[Collected data]
────────────────

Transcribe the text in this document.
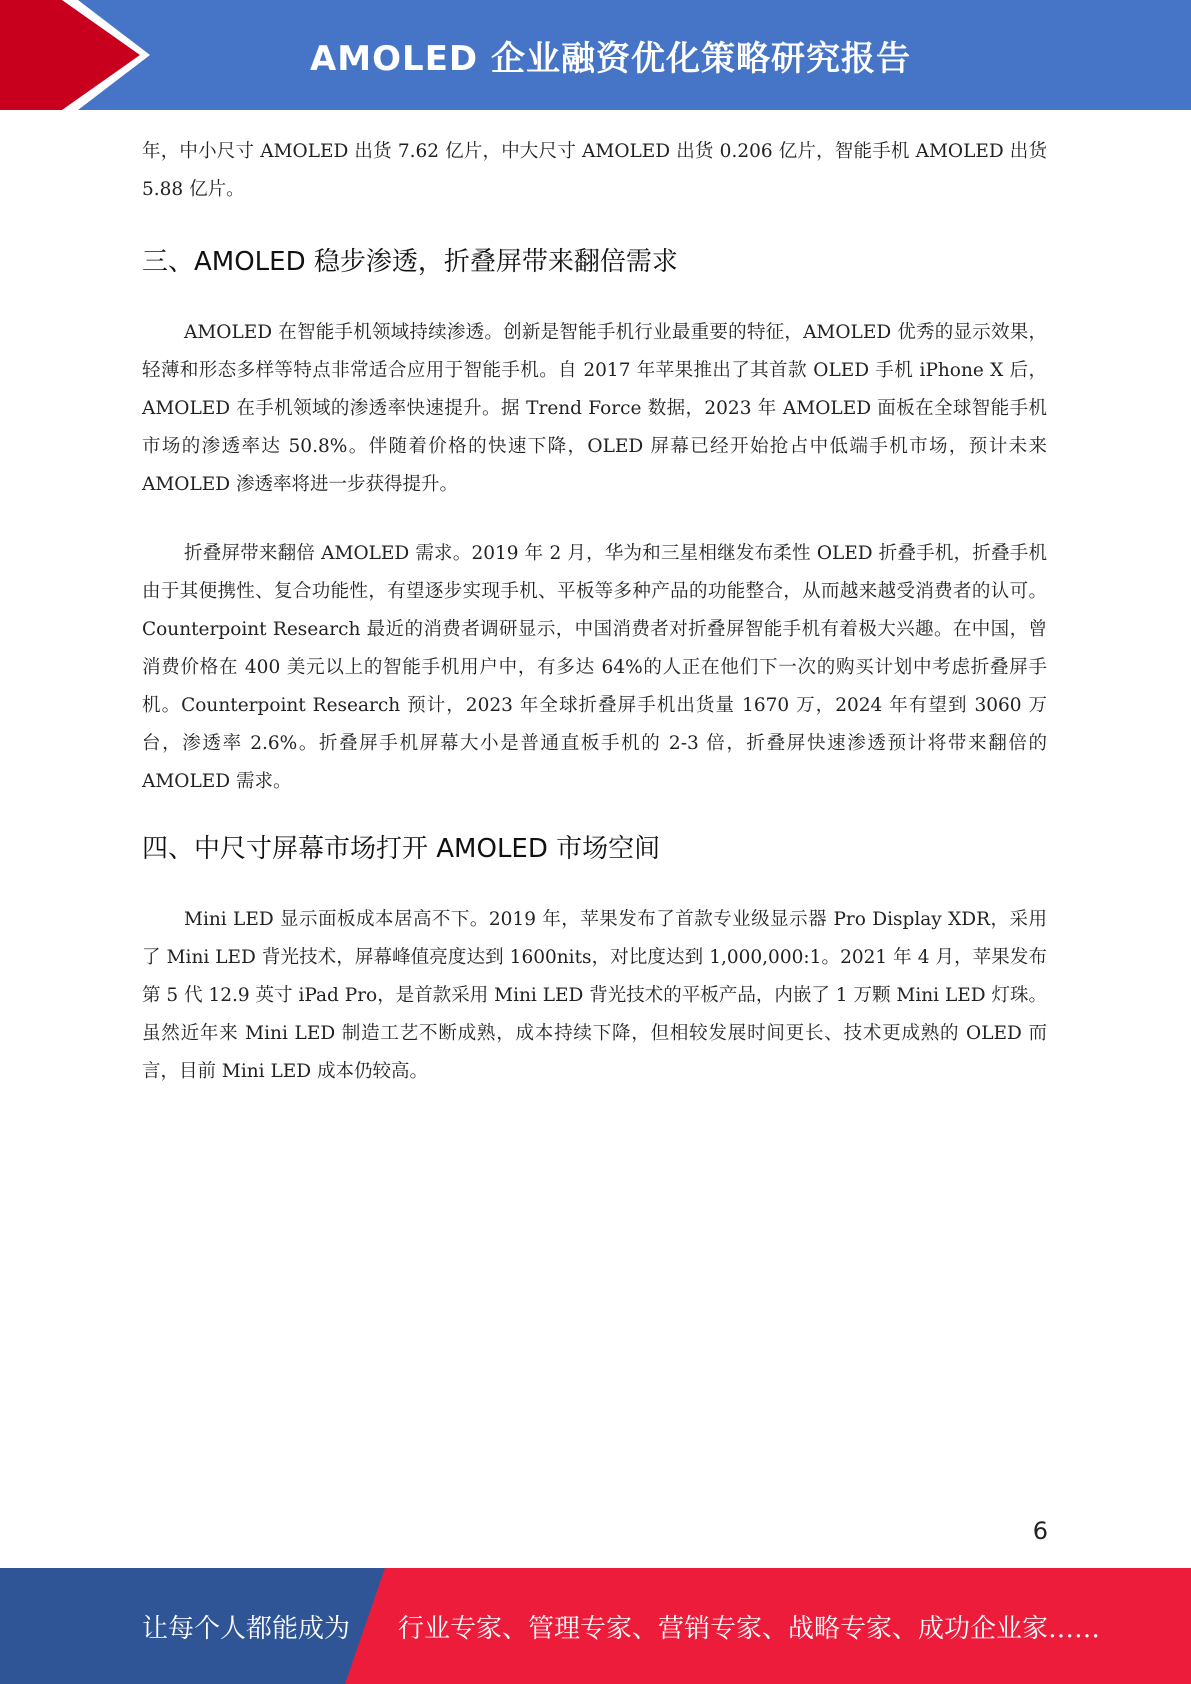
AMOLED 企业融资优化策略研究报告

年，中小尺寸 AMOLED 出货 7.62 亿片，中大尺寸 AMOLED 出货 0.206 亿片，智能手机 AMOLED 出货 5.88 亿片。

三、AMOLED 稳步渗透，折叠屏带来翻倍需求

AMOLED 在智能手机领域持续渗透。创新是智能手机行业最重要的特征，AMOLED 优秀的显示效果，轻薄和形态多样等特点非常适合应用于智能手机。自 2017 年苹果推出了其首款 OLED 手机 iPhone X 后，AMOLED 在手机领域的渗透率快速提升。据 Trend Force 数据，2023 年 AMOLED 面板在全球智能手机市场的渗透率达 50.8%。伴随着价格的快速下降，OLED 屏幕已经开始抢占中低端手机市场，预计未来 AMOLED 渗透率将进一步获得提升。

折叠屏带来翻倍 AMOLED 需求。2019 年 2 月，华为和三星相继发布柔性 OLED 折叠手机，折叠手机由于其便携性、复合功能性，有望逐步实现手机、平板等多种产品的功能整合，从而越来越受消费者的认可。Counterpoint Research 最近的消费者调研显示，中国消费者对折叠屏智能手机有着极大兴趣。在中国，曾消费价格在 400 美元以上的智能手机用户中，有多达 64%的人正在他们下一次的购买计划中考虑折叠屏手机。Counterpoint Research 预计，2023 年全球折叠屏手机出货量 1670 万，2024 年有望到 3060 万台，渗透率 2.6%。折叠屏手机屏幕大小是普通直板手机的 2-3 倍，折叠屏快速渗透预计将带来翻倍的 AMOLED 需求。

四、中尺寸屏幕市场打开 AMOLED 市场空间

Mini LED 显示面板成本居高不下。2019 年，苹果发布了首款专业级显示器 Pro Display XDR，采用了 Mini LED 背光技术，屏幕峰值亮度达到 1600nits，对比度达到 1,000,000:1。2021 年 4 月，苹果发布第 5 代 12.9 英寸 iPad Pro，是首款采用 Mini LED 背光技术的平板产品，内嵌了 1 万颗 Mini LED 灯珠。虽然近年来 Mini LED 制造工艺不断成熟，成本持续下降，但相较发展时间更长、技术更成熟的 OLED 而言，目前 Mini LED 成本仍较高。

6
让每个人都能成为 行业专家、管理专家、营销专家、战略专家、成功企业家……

────────────────

Written task: Reproduce all of the entries word for word, skipping any pictures they hold.

Exercise output:
Transcribe the text in this document.
AMOLED 企业融资优化策略研究报告

年，中小尺寸 AMOLED 出货 7.62 亿片，中大尺寸 AMOLED 出货 0.206 亿片，智能手机 AMOLED 出货 5.88 亿片。

三、AMOLED 稳步渗透，折叠屏带来翻倍需求

AMOLED 在智能手机领域持续渗透。创新是智能手机行业最重要的特征，AMOLED 优秀的显示效果，轻薄和形态多样等特点非常适合应用于智能手机。自 2017 年苹果推出了其首款 OLED 手机 iPhone X 后，AMOLED 在手机领域的渗透率快速提升。据 Trend Force 数据，2023 年 AMOLED 面板在全球智能手机市场的渗透率达 50.8%。伴随着价格的快速下降，OLED 屏幕已经开始抢占中低端手机市场，预计未来 AMOLED 渗透率将进一步获得提升。

折叠屏带来翻倍 AMOLED 需求。2019 年 2 月，华为和三星相继发布柔性 OLED 折叠手机，折叠手机由于其便携性、复合功能性，有望逐步实现手机、平板等多种产品的功能整合，从而越来越受消费者的认可。Counterpoint Research 最近的消费者调研显示，中国消费者对折叠屏智能手机有着极大兴趣。在中国，曾消费价格在 400 美元以上的智能手机用户中，有多达 64%的人正在他们下一次的购买计划中考虑折叠屏手机。Counterpoint Research 预计，2023 年全球折叠屏手机出货量 1670 万，2024 年有望到 3060 万台，渗透率 2.6%。折叠屏手机屏幕大小是普通直板手机的 2-3 倍，折叠屏快速渗透预计将带来翻倍的 AMOLED 需求。

四、中尺寸屏幕市场打开 AMOLED 市场空间

Mini LED 显示面板成本居高不下。2019 年，苹果发布了首款专业级显示器 Pro Display XDR，采用了 Mini LED 背光技术，屏幕峰值亮度达到 1600nits，对比度达到 1,000,000:1。2021 年 4 月，苹果发布第 5 代 12.9 英寸 iPad Pro，是首款采用 Mini LED 背光技术的平板产品，内嵌了 1 万颗 Mini LED 灯珠。虽然近年来 Mini LED 制造工艺不断成熟，成本持续下降，但相较发展时间更长、技术更成熟的 OLED 而言，目前 Mini LED 成本仍较高。

6
让每个人都能成为 行业专家、管理专家、营销专家、战略专家、成功企业家……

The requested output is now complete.